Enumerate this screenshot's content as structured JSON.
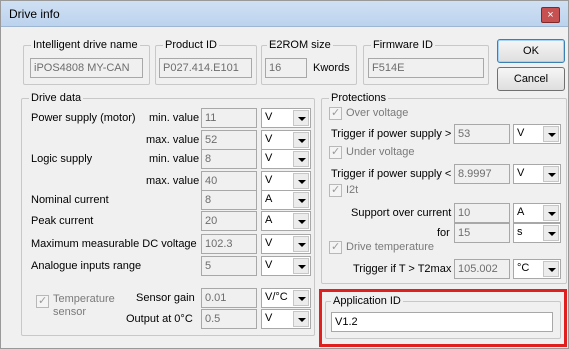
{
  "window": {
    "title": "Drive info",
    "close_glyph": "×"
  },
  "identity": {
    "drive_name": {
      "label": "Intelligent drive name",
      "value": "iPOS4808 MY-CAN"
    },
    "product_id": {
      "label": "Product ID",
      "value": "P027.414.E101"
    },
    "e2rom": {
      "label": "E2ROM size",
      "value": "16",
      "unit": "Kwords"
    },
    "firmware": {
      "label": "Firmware ID",
      "value": "F514E"
    }
  },
  "buttons": {
    "ok": "OK",
    "cancel": "Cancel"
  },
  "drive_data": {
    "title": "Drive data",
    "power_supply": {
      "label": "Power supply (motor)",
      "min_label": "min. value",
      "min": "11",
      "min_unit": "V",
      "max_label": "max. value",
      "max": "52",
      "max_unit": "V"
    },
    "logic_supply": {
      "label": "Logic supply",
      "min_label": "min. value",
      "min": "8",
      "min_unit": "V",
      "max_label": "max. value",
      "max": "40",
      "max_unit": "V"
    },
    "nominal_current": {
      "label": "Nominal current",
      "value": "8",
      "unit": "A"
    },
    "peak_current": {
      "label": "Peak current",
      "value": "20",
      "unit": "A"
    },
    "max_dc_voltage": {
      "label": "Maximum measurable DC voltage",
      "value": "102.3",
      "unit": "V"
    },
    "analogue_range": {
      "label": "Analogue inputs range",
      "value": "5",
      "unit": "V"
    },
    "temp_sensor": {
      "label": "Temperature sensor",
      "label_line1": "Temperature",
      "label_line2": "sensor"
    },
    "sensor_gain": {
      "label": "Sensor gain",
      "value": "0.01",
      "unit": "V/°C"
    },
    "output_at_0c": {
      "label": "Output at 0°C",
      "value": "0.5",
      "unit": "V"
    }
  },
  "protections": {
    "title": "Protections",
    "over_voltage": {
      "label": "Over voltage",
      "trigger_label": "Trigger if power supply >",
      "value": "53",
      "unit": "V"
    },
    "under_voltage": {
      "label": "Under voltage",
      "trigger_label": "Trigger if power supply <",
      "value": "8.9997",
      "unit": "V"
    },
    "i2t": {
      "label": "I2t",
      "support_label": "Support over current",
      "support_value": "10",
      "support_unit": "A",
      "for_label": "for",
      "for_value": "15",
      "for_unit": "s"
    },
    "drive_temperature": {
      "label": "Drive temperature",
      "trigger_label": "Trigger if T > T2max",
      "value": "105.002",
      "unit": "°C"
    }
  },
  "application": {
    "label": "Application ID",
    "value": "V1.2"
  },
  "colors": {
    "highlight": "#e0201e"
  }
}
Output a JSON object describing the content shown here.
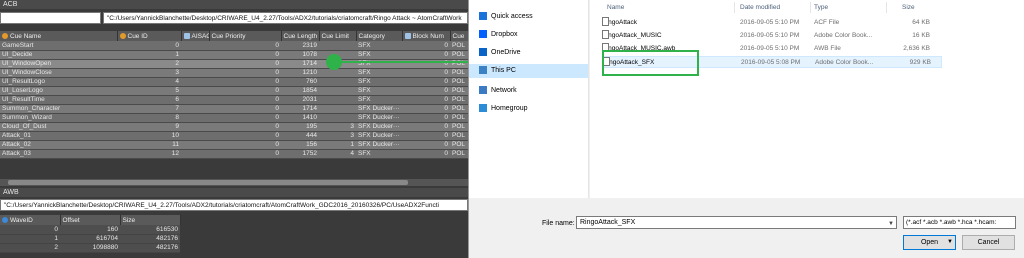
{
  "acb": {
    "header": "ACB",
    "path": "\"C:/Users/YannickBlanchette/Desktop/CRIWARE_U4_2.27/Tools/ADX2/tutorials/criatomcraft/Ringo Attack ~ AtomCraftWork",
    "columns": [
      "Cue Name",
      "Cue ID",
      "AISAC",
      "Cue Priority",
      "Cue Length",
      "Cue Limit",
      "Category",
      "Block Num",
      "Cue"
    ],
    "rows": [
      [
        "GameStart",
        "0",
        "",
        "0",
        "2319",
        "",
        "SFX",
        "0",
        "POL"
      ],
      [
        "UI_Decide",
        "1",
        "",
        "0",
        "1078",
        "",
        "SFX",
        "0",
        "POL"
      ],
      [
        "UI_WindowOpen",
        "2",
        "",
        "0",
        "1714",
        "",
        "SFX",
        "0",
        "POL"
      ],
      [
        "UI_WindowClose",
        "3",
        "",
        "0",
        "1210",
        "",
        "SFX",
        "0",
        "POL"
      ],
      [
        "UI_ResultLogo",
        "4",
        "",
        "0",
        "760",
        "",
        "SFX",
        "0",
        "POL"
      ],
      [
        "UI_LoserLogo",
        "5",
        "",
        "0",
        "1854",
        "",
        "SFX",
        "0",
        "POL"
      ],
      [
        "UI_ResultTime",
        "6",
        "",
        "0",
        "2031",
        "",
        "SFX",
        "0",
        "POL"
      ],
      [
        "Summon_Character",
        "7",
        "",
        "0",
        "1714",
        "",
        "SFX Ducker···",
        "0",
        "POL"
      ],
      [
        "Summon_Wizard",
        "8",
        "",
        "0",
        "1410",
        "",
        "SFX Ducker···",
        "0",
        "POL"
      ],
      [
        "Cloud_Of_Dust",
        "9",
        "",
        "0",
        "195",
        "3",
        "SFX Ducker···",
        "0",
        "POL"
      ],
      [
        "Attack_01",
        "10",
        "",
        "0",
        "444",
        "3",
        "SFX Ducker···",
        "0",
        "POL"
      ],
      [
        "Attack_02",
        "11",
        "",
        "0",
        "156",
        "1",
        "SFX Ducker···",
        "0",
        "POL"
      ],
      [
        "Attack_03",
        "12",
        "",
        "0",
        "1752",
        "4",
        "SFX",
        "0",
        "POL"
      ]
    ]
  },
  "awb": {
    "header": "AWB",
    "path": "\"C:/Users/YannickBlanchette/Desktop/CRIWARE_U4_2.27/Tools/ADX2/tutorials/criatomcraft/AtomCraftWork_GDC2016_20160326/PC/UseADX2Functi",
    "columns": [
      "WaveID",
      "Offset",
      "Size"
    ],
    "rows": [
      [
        "0",
        "160",
        "616530"
      ],
      [
        "1",
        "616704",
        "482176"
      ],
      [
        "2",
        "1098880",
        "482176"
      ]
    ]
  },
  "dialog": {
    "nav": [
      "Quick access",
      "Dropbox",
      "OneDrive",
      "This PC",
      "Network",
      "Homegroup"
    ],
    "nav_selected": "This PC",
    "columns": [
      "Name",
      "Date modified",
      "Type",
      "Size"
    ],
    "files": [
      {
        "name": "RingoAttack",
        "date": "2016-09-05 5:10 PM",
        "type": "ACF File",
        "size": "64 KB"
      },
      {
        "name": "RingoAttack_MUSIC",
        "date": "2016-09-05 5:10 PM",
        "type": "Adobe Color Book...",
        "size": "16 KB"
      },
      {
        "name": "RingoAttack_MUSIC.awb",
        "date": "2016-09-05 5:10 PM",
        "type": "AWB File",
        "size": "2,636 KB"
      },
      {
        "name": "RingoAttack_SFX",
        "date": "2016-09-05 5:08 PM",
        "type": "Adobe Color Book...",
        "size": "929 KB"
      }
    ],
    "file_name_label": "File name:",
    "file_name_value": "RingoAttack_SFX",
    "filter": "(*.acf *.acb *.awb *.hca *.hcam:",
    "open_label": "Open",
    "cancel_label": "Cancel"
  },
  "colors": {
    "callout": "#2fb24a",
    "nav_selected": "#cce8ff"
  }
}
───
* [Direction] With the pictures left out, transcribe the material exactly.

* [Result of this task]
Enumerate this screenshot's content as structured JSON.
{
  "window": {
    "title": "Drive info",
    "close_glyph": "×"
  },
  "identity": {
    "drive_name": {
      "label": "Intelligent drive name",
      "value": "iPOS4808 MY-CAN"
    },
    "product_id": {
      "label": "Product ID",
      "value": "P027.414.E101"
    },
    "e2rom": {
      "label": "E2ROM size",
      "value": "16",
      "unit": "Kwords"
    },
    "firmware": {
      "label": "Firmware ID",
      "value": "F514E"
    }
  },
  "buttons": {
    "ok": "OK",
    "cancel": "Cancel"
  },
  "drive_data": {
    "title": "Drive data",
    "power_supply": {
      "label": "Power supply (motor)",
      "min_label": "min. value",
      "min": "11",
      "min_unit": "V",
      "max_label": "max. value",
      "max": "52",
      "max_unit": "V"
    },
    "logic_supply": {
      "label": "Logic supply",
      "min_label": "min. value",
      "min": "8",
      "min_unit": "V",
      "max_label": "max. value",
      "max": "40",
      "max_unit": "V"
    },
    "nominal_current": {
      "label": "Nominal current",
      "value": "8",
      "unit": "A"
    },
    "peak_current": {
      "label": "Peak current",
      "value": "20",
      "unit": "A"
    },
    "max_dc_voltage": {
      "label": "Maximum measurable DC voltage",
      "value": "102.3",
      "unit": "V"
    },
    "analogue_range": {
      "label": "Analogue inputs range",
      "value": "5",
      "unit": "V"
    },
    "temp_sensor": {
      "label": "Temperature sensor",
      "label_line1": "Temperature",
      "label_line2": "sensor"
    },
    "sensor_gain": {
      "label": "Sensor gain",
      "value": "0.01",
      "unit": "V/°C"
    },
    "output_at_0c": {
      "label": "Output at 0°C",
      "value": "0.5",
      "unit": "V"
    }
  },
  "protections": {
    "title": "Protections",
    "over_voltage": {
      "label": "Over voltage",
      "trigger_label": "Trigger if power supply >",
      "value": "53",
      "unit": "V"
    },
    "under_voltage": {
      "label": "Under voltage",
      "trigger_label": "Trigger if power supply <",
      "value": "8.9997",
      "unit": "V"
    },
    "i2t": {
      "label": "I2t",
      "support_label": "Support over current",
      "support_value": "10",
      "support_unit": "A",
      "for_label": "for",
      "for_value": "15",
      "for_unit": "s"
    },
    "drive_temperature": {
      "label": "Drive temperature",
      "trigger_label": "Trigger if T > T2max",
      "value": "105.002",
      "unit": "°C"
    }
  },
  "application": {
    "label": "Application ID",
    "value": "V1.2"
  },
  "colors": {
    "highlight": "#e0201e"
  }
}
Output a JSON object describing the content shown here.
{
  "acb": {
    "header": "ACB",
    "path": "\"C:/Users/YannickBlanchette/Desktop/CRIWARE_U4_2.27/Tools/ADX2/tutorials/criatomcraft/Ringo Attack ~ AtomCraftWork",
    "columns": [
      "Cue Name",
      "Cue ID",
      "AISAC",
      "Cue Priority",
      "Cue Length",
      "Cue Limit",
      "Category",
      "Block Num",
      "Cue"
    ],
    "rows": [
      [
        "GameStart",
        "0",
        "",
        "0",
        "2319",
        "",
        "SFX",
        "0",
        "POL"
      ],
      [
        "UI_Decide",
        "1",
        "",
        "0",
        "1078",
        "",
        "SFX",
        "0",
        "POL"
      ],
      [
        "UI_WindowOpen",
        "2",
        "",
        "0",
        "1714",
        "",
        "SFX",
        "0",
        "POL"
      ],
      [
        "UI_WindowClose",
        "3",
        "",
        "0",
        "1210",
        "",
        "SFX",
        "0",
        "POL"
      ],
      [
        "UI_ResultLogo",
        "4",
        "",
        "0",
        "760",
        "",
        "SFX",
        "0",
        "POL"
      ],
      [
        "UI_LoserLogo",
        "5",
        "",
        "0",
        "1854",
        "",
        "SFX",
        "0",
        "POL"
      ],
      [
        "UI_ResultTime",
        "6",
        "",
        "0",
        "2031",
        "",
        "SFX",
        "0",
        "POL"
      ],
      [
        "Summon_Character",
        "7",
        "",
        "0",
        "1714",
        "",
        "SFX Ducker···",
        "0",
        "POL"
      ],
      [
        "Summon_Wizard",
        "8",
        "",
        "0",
        "1410",
        "",
        "SFX Ducker···",
        "0",
        "POL"
      ],
      [
        "Cloud_Of_Dust",
        "9",
        "",
        "0",
        "195",
        "3",
        "SFX Ducker···",
        "0",
        "POL"
      ],
      [
        "Attack_01",
        "10",
        "",
        "0",
        "444",
        "3",
        "SFX Ducker···",
        "0",
        "POL"
      ],
      [
        "Attack_02",
        "11",
        "",
        "0",
        "156",
        "1",
        "SFX Ducker···",
        "0",
        "POL"
      ],
      [
        "Attack_03",
        "12",
        "",
        "0",
        "1752",
        "4",
        "SFX",
        "0",
        "POL"
      ]
    ]
  },
  "awb": {
    "header": "AWB",
    "path": "\"C:/Users/YannickBlanchette/Desktop/CRIWARE_U4_2.27/Tools/ADX2/tutorials/criatomcraft/AtomCraftWork_GDC2016_20160326/PC/UseADX2Functi",
    "columns": [
      "WaveID",
      "Offset",
      "Size"
    ],
    "rows": [
      [
        "0",
        "160",
        "616530"
      ],
      [
        "1",
        "616704",
        "482176"
      ],
      [
        "2",
        "1098880",
        "482176"
      ]
    ]
  },
  "dialog": {
    "nav": [
      "Quick access",
      "Dropbox",
      "OneDrive",
      "This PC",
      "Network",
      "Homegroup"
    ],
    "nav_selected": "This PC",
    "columns": [
      "Name",
      "Date modified",
      "Type",
      "Size"
    ],
    "files": [
      {
        "name": "RingoAttack",
        "date": "2016-09-05 5:10 PM",
        "type": "ACF File",
        "size": "64 KB"
      },
      {
        "name": "RingoAttack_MUSIC",
        "date": "2016-09-05 5:10 PM",
        "type": "Adobe Color Book...",
        "size": "16 KB"
      },
      {
        "name": "RingoAttack_MUSIC.awb",
        "date": "2016-09-05 5:10 PM",
        "type": "AWB File",
        "size": "2,636 KB"
      },
      {
        "name": "RingoAttack_SFX",
        "date": "2016-09-05 5:08 PM",
        "type": "Adobe Color Book...",
        "size": "929 KB"
      }
    ],
    "file_name_label": "File name:",
    "file_name_value": "RingoAttack_SFX",
    "filter": "(*.acf *.acb *.awb *.hca *.hcam:",
    "open_label": "Open",
    "cancel_label": "Cancel"
  },
  "colors": {
    "callout": "#2fb24a",
    "nav_selected": "#cce8ff"
  }
}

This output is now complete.